• **EXERCISE TASK**
List every line below that contains the word "Show", matching case exactly.

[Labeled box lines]
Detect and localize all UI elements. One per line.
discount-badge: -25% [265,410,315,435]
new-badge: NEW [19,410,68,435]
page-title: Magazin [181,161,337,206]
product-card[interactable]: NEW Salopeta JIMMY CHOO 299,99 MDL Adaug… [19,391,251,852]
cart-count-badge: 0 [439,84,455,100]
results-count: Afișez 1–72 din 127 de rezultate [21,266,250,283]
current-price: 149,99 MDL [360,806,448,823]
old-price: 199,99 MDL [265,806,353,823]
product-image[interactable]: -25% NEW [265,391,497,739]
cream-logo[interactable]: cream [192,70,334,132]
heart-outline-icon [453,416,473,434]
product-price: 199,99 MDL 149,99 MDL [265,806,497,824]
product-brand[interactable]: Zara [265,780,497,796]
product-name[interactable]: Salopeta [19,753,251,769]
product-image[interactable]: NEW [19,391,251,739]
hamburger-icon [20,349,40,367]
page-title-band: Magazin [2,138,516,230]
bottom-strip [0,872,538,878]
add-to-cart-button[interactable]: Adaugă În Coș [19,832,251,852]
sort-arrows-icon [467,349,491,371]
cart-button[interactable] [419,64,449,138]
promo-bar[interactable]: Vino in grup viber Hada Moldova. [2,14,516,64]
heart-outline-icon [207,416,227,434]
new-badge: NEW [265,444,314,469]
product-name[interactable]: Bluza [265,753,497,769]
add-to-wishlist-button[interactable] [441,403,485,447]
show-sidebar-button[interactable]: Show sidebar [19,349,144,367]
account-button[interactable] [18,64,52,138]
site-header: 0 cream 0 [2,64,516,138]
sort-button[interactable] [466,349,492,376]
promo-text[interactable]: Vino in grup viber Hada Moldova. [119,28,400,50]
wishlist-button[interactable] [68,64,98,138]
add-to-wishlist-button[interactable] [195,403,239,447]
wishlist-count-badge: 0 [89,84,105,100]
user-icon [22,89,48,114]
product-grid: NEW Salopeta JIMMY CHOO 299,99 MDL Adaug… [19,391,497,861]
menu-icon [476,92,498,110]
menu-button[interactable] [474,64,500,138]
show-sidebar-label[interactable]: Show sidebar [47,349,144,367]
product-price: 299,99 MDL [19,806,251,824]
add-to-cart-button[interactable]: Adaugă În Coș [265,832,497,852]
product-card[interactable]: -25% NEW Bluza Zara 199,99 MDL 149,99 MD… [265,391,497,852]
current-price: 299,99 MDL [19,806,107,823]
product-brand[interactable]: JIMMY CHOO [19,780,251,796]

• **SOLUTION**
show-sidebar-button[interactable]: Show sidebar [19,349,144,367]
show-sidebar-label[interactable]: Show sidebar [47,349,144,367]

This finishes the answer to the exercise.